(Collected data)

>> Begin

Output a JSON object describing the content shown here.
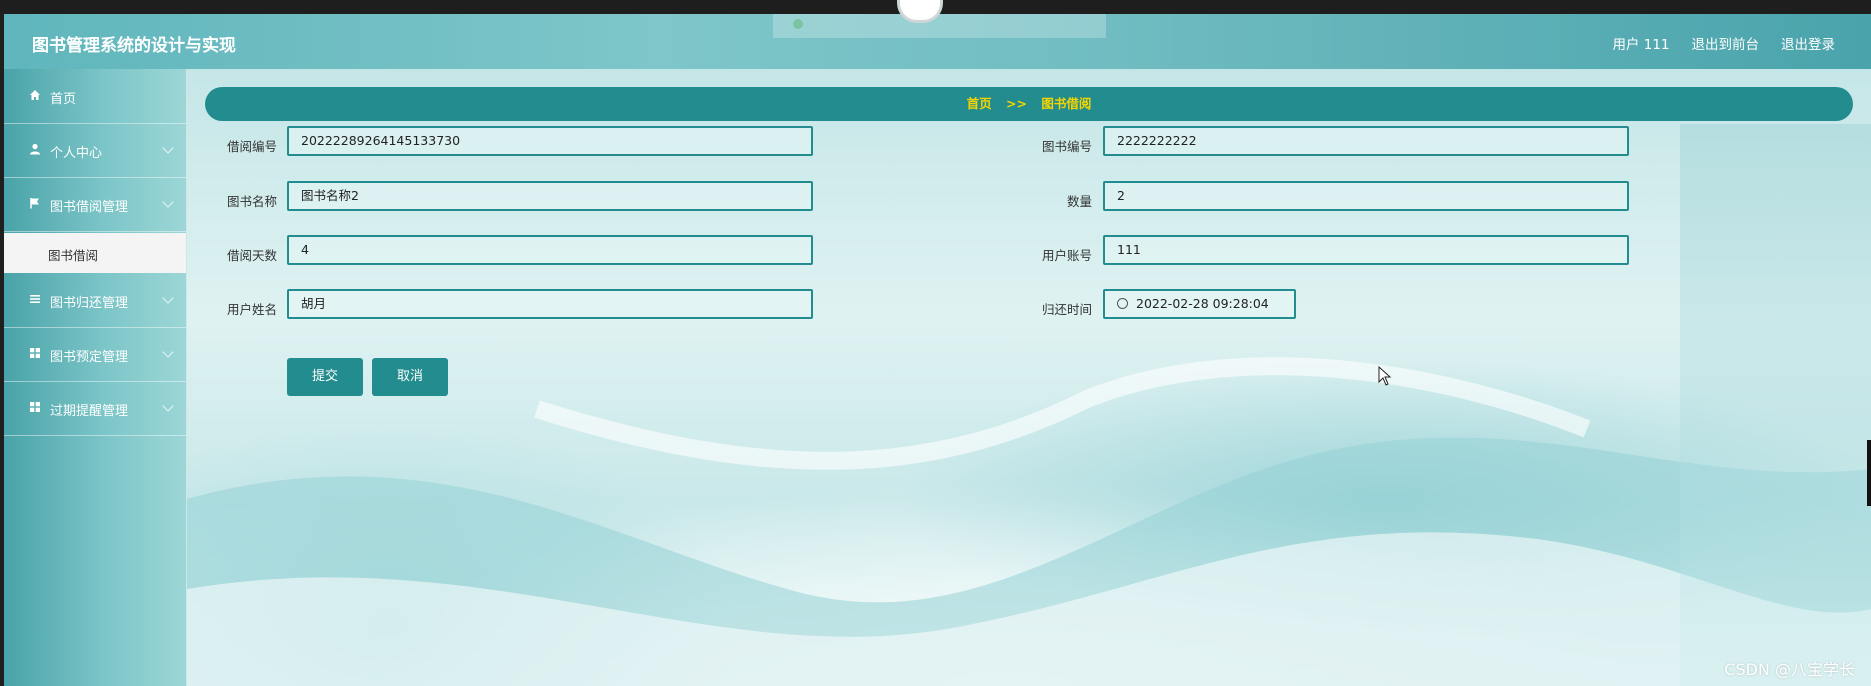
{
  "app": {
    "title": "图书管理系统的设计与实现",
    "user_label": "用户 111",
    "to_front_label": "退出到前台",
    "logout_label": "退出登录"
  },
  "sidebar": {
    "items": [
      {
        "label": "首页",
        "icon": "home-icon"
      },
      {
        "label": "个人中心",
        "icon": "user-icon"
      },
      {
        "label": "图书借阅管理",
        "icon": "flag-icon"
      },
      {
        "label": "图书归还管理",
        "icon": "list-icon"
      },
      {
        "label": "图书预定管理",
        "icon": "grid-icon"
      },
      {
        "label": "过期提醒管理",
        "icon": "grid-icon"
      }
    ],
    "submenu_active": "图书借阅"
  },
  "breadcrumb": {
    "home": "首页",
    "separator": ">>",
    "current": "图书借阅"
  },
  "form": {
    "borrow_no": {
      "label": "借阅编号",
      "value": "20222289264145133730"
    },
    "book_no": {
      "label": "图书编号",
      "value": "2222222222"
    },
    "book_name": {
      "label": "图书名称",
      "value": "图书名称2"
    },
    "quantity": {
      "label": "数量",
      "value": "2"
    },
    "borrow_days": {
      "label": "借阅天数",
      "value": "4"
    },
    "user_account": {
      "label": "用户账号",
      "value": "111"
    },
    "user_name": {
      "label": "用户姓名",
      "value": "胡月"
    },
    "return_time": {
      "label": "归还时间",
      "value": "2022-02-28 09:28:04"
    },
    "submit_label": "提交",
    "cancel_label": "取消"
  },
  "watermark": "CSDN @八宝学长",
  "colors": {
    "accent": "#238c8f",
    "breadcrumb_text": "#f5d400"
  }
}
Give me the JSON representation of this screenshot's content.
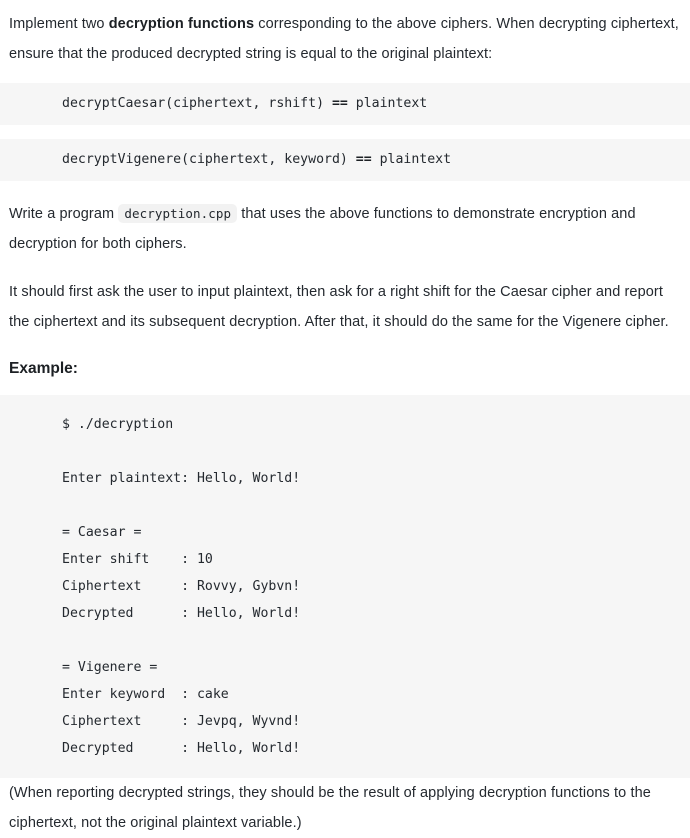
{
  "intro": {
    "part1": "Implement two ",
    "bold": "decryption functions",
    "part2": " corresponding to the above ciphers. When decrypting ciphertext, ensure that the produced decrypted string is equal to the original plaintext:"
  },
  "signatures": [
    {
      "call": "decryptCaesar(ciphertext, rshift) ",
      "operator": "==",
      "result": " plaintext"
    },
    {
      "call": "decryptVigenere(ciphertext, keyword) ",
      "operator": "==",
      "result": " plaintext"
    }
  ],
  "program_para": {
    "part1": "Write a program ",
    "code": "decryption.cpp",
    "part2": " that uses the above functions to demonstrate encryption and decryption for both ciphers."
  },
  "behaviour_para": "It should first ask the user to input plaintext, then ask for a right shift for the Caesar cipher and report the ciphertext and its subsequent decryption. After that, it should do the same for the Vigenere cipher.",
  "example_heading": "Example:",
  "terminal": {
    "lines": [
      "$ ./decryption",
      "",
      "Enter plaintext: Hello, World!",
      "",
      "= Caesar =",
      "Enter shift    : 10",
      "Ciphertext     : Rovvy, Gybvn!",
      "Decrypted      : Hello, World!",
      "",
      "= Vigenere =",
      "Enter keyword  : cake",
      "Ciphertext     : Jevpq, Wyvnd!",
      "Decrypted      : Hello, World!"
    ]
  },
  "note_para": "(When reporting decrypted strings, they should be the result of applying decryption functions to the ciphertext, not the original plaintext variable.)",
  "colors": {
    "text": "#24292f",
    "code_background": "#f6f6f6",
    "inline_code_background": "#f2f2f2",
    "page_background": "#ffffff"
  }
}
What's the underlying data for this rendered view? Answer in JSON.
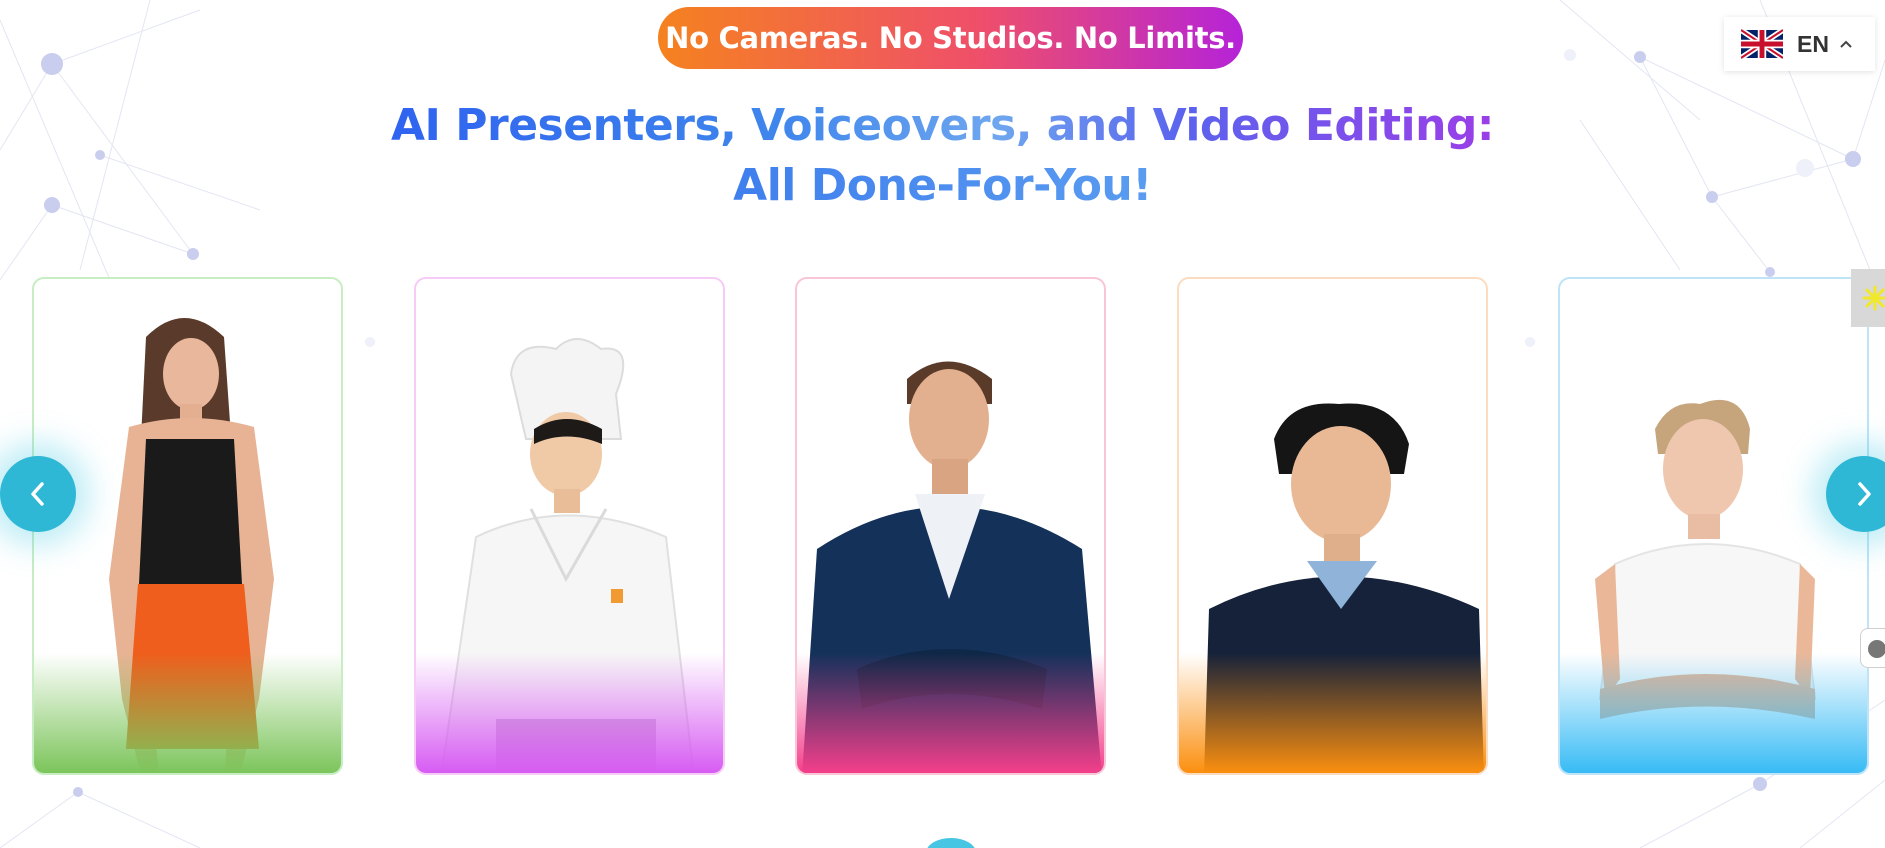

>> End

Reply with one number only, the count of lines above that hold the string "JSON".

3